### YOUR INSTRUCTIONS:
Pull every line that holds the word "clickable" from the entries.

### RECORDS FOR THIS EXERCISE:
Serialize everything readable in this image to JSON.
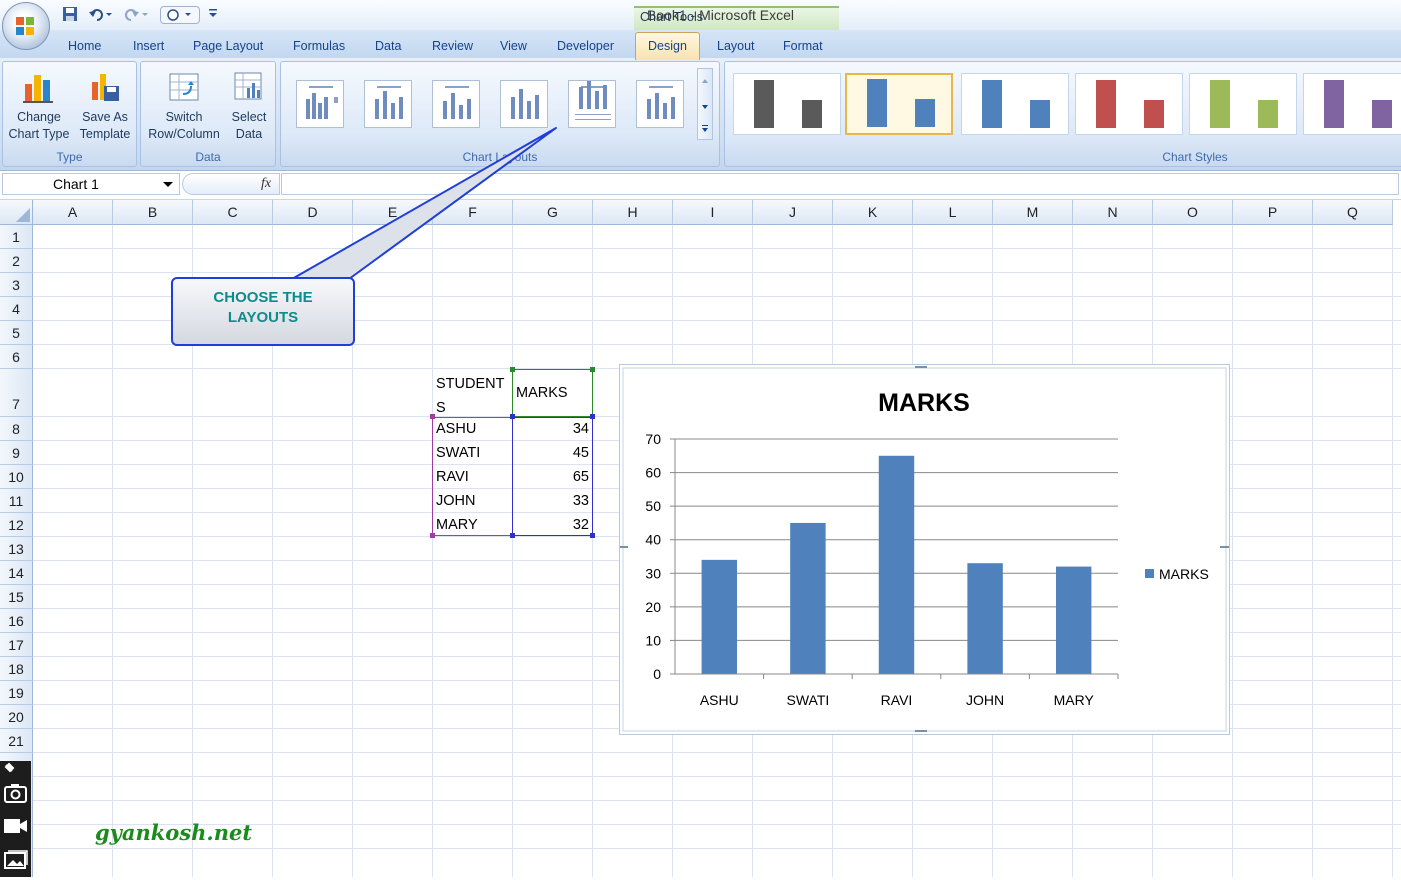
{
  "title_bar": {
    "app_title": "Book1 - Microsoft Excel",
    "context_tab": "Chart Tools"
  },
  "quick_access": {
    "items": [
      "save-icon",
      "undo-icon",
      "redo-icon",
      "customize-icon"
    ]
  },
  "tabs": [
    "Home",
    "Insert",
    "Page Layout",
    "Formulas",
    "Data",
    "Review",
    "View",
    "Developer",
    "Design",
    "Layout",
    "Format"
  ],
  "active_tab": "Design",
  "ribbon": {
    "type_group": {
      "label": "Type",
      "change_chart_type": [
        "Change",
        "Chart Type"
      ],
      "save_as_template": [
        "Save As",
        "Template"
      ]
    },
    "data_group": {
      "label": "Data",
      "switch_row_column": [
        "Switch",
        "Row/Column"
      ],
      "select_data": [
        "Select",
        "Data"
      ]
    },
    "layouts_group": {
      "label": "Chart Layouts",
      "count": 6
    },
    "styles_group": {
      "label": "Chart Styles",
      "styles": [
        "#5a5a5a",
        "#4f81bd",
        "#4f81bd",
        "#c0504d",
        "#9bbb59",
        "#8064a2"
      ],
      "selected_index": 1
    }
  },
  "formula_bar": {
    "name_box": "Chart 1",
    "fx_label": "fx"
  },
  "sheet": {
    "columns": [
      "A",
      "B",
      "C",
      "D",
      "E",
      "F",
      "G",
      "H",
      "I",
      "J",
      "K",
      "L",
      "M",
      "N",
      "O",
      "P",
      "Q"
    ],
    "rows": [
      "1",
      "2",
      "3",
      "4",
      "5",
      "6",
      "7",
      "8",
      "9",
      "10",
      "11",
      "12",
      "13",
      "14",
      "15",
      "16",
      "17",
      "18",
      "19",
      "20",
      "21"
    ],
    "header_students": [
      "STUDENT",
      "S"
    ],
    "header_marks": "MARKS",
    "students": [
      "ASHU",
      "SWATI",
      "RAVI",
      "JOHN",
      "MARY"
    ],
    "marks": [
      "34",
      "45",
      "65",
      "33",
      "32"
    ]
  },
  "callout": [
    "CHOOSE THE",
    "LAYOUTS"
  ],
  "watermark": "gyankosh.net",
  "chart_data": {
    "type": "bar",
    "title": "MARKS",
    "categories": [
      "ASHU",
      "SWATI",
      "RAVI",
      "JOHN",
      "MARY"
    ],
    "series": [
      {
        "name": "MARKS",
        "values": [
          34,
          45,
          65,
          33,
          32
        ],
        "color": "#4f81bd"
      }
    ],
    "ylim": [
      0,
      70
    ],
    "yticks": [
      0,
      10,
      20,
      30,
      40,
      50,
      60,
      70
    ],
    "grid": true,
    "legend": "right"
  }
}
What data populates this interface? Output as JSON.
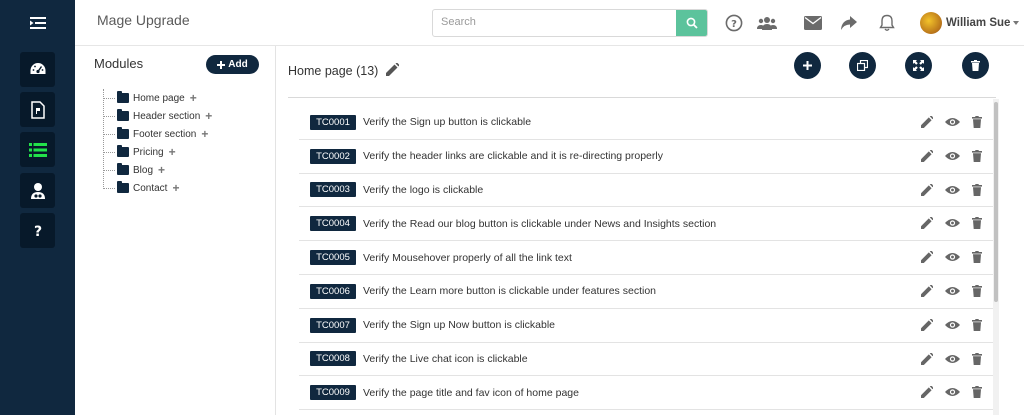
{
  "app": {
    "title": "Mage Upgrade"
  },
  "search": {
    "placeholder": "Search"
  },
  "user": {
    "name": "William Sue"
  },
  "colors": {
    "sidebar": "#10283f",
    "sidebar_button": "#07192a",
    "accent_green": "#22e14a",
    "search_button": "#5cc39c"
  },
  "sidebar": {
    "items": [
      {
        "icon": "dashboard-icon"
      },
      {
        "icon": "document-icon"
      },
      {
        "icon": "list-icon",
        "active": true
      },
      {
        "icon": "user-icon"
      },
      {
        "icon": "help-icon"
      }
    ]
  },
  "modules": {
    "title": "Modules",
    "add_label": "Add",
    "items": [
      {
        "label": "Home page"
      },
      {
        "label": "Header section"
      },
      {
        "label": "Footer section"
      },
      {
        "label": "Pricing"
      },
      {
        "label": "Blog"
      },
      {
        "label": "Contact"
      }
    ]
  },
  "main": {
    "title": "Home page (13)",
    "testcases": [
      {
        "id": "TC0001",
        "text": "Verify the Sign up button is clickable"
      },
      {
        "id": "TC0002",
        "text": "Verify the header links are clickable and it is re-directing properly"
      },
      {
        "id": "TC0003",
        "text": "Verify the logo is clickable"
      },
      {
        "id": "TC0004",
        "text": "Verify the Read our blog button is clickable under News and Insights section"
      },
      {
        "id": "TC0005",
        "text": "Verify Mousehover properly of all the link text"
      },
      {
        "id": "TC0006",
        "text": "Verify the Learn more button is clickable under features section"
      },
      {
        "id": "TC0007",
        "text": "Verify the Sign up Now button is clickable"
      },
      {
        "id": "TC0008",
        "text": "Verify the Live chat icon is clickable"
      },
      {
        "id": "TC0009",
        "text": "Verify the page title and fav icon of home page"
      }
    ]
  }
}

### RESPONSE:
        "text": "Verify the Sign up button is clickable"
        "text": "Verify the header links are clickable and it is re-directing properly"
        "text": "Verify the logo is clickable"
        "text": "Verify the Read our blog button is clickable under News and Insights section"
        "text": "Verify the Learn more button is clickable under features section"
        "text": "Verify the Sign up Now button is clickable"
        "text": "Verify the Live chat icon is clickable"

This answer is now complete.